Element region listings

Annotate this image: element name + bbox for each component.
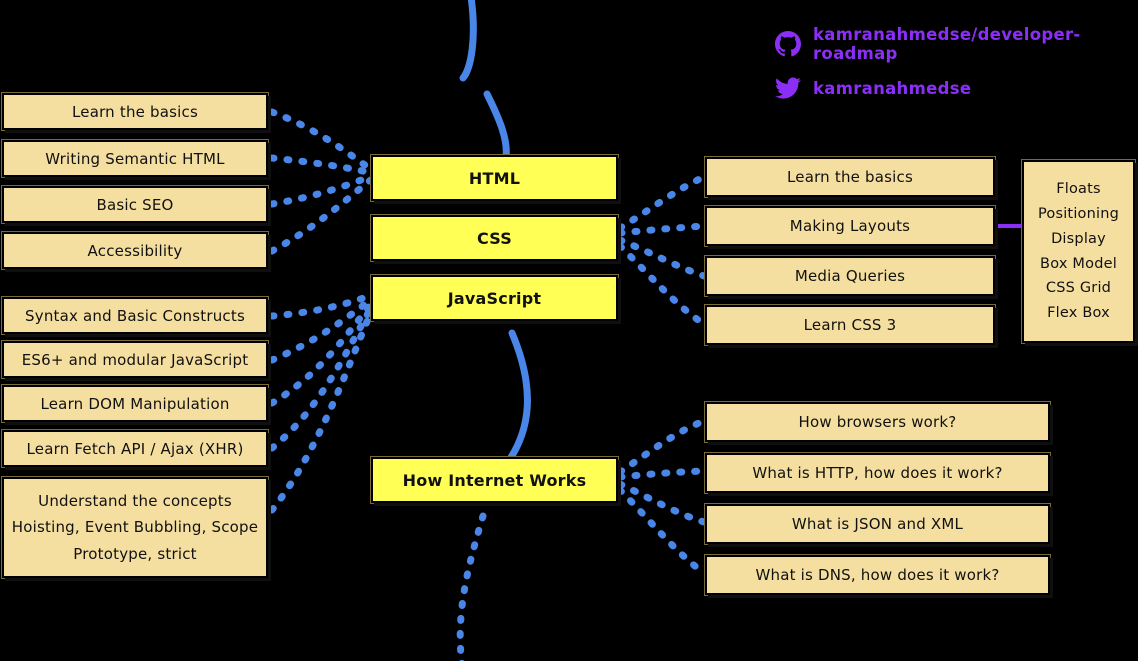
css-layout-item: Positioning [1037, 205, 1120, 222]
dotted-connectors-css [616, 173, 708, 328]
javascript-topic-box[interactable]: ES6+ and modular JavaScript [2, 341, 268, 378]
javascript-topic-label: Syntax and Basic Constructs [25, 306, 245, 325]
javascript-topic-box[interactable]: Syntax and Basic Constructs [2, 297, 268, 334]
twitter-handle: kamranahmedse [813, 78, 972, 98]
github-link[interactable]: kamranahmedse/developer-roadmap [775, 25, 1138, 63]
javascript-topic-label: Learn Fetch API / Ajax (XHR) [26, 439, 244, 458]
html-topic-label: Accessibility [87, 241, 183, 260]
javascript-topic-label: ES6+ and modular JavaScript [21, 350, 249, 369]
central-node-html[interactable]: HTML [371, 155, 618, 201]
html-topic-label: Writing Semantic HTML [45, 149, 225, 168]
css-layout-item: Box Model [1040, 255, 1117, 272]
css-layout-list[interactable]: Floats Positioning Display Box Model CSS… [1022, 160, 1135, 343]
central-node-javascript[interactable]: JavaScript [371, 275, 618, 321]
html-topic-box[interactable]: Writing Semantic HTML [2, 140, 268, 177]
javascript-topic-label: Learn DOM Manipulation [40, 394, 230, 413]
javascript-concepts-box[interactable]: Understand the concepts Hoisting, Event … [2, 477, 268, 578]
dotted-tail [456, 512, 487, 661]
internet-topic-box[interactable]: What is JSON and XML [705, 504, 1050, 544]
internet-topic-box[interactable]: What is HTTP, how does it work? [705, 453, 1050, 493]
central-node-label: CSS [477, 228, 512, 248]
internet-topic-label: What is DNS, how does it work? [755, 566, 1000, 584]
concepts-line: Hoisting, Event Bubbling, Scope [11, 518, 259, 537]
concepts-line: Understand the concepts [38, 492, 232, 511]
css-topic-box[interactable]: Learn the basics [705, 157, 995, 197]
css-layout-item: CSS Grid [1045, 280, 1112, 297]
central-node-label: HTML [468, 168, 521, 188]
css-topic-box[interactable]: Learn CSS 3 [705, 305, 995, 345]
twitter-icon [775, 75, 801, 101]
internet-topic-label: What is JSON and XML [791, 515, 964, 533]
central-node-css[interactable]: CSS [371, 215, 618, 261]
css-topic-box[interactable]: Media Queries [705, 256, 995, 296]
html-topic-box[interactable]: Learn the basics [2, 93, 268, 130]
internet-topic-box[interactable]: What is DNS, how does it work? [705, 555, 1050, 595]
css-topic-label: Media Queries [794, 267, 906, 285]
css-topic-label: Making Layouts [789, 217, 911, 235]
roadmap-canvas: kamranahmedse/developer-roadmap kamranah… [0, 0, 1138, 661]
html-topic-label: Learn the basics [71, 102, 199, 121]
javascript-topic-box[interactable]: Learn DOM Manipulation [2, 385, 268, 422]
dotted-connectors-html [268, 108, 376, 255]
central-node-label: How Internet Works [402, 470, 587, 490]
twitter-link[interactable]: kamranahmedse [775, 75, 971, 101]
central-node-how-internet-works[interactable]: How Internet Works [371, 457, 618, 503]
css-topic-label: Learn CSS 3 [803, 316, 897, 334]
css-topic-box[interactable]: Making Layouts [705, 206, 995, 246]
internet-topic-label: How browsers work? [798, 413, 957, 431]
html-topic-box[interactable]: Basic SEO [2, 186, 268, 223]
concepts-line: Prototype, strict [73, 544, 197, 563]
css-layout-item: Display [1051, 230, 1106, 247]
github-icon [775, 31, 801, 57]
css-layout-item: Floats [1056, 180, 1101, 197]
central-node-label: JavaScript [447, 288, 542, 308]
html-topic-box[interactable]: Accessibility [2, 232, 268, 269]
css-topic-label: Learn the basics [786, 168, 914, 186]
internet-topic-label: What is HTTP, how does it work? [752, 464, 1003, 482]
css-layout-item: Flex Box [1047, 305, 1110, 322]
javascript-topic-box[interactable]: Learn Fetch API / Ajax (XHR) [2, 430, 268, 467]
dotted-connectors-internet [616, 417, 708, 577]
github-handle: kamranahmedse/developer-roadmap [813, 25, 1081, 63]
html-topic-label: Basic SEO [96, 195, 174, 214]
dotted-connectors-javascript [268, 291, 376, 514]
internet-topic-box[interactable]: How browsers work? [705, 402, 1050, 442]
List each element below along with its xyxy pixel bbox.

• [Job] Can you duplicate the lines above, starting at the line containing "css-layout-item: Positioning [1037, 205, 1120, 222]" and ending at the line containing "css-layout-list[interactable]: Floats Positioning", with both of those lines included?

• [Expected answer]
css-layout-item: Positioning [1037, 205, 1120, 222]
dotted-connectors-css [616, 173, 708, 328]
javascript-topic-box[interactable]: ES6+ and modular JavaScript [2, 341, 268, 378]
javascript-topic-label: Syntax and Basic Constructs [25, 306, 245, 325]
javascript-topic-box[interactable]: Syntax and Basic Constructs [2, 297, 268, 334]
twitter-handle: kamranahmedse [813, 78, 972, 98]
github-link[interactable]: kamranahmedse/developer-roadmap [775, 25, 1138, 63]
javascript-topic-label: Learn Fetch API / Ajax (XHR) [26, 439, 244, 458]
html-topic-label: Accessibility [87, 241, 183, 260]
javascript-topic-label: ES6+ and modular JavaScript [21, 350, 249, 369]
central-node-html[interactable]: HTML [371, 155, 618, 201]
html-topic-label: Writing Semantic HTML [45, 149, 225, 168]
css-layout-item: Box Model [1040, 255, 1117, 272]
css-layout-list[interactable]: Floats Positioning Display Box Model CSS… [1022, 160, 1135, 343]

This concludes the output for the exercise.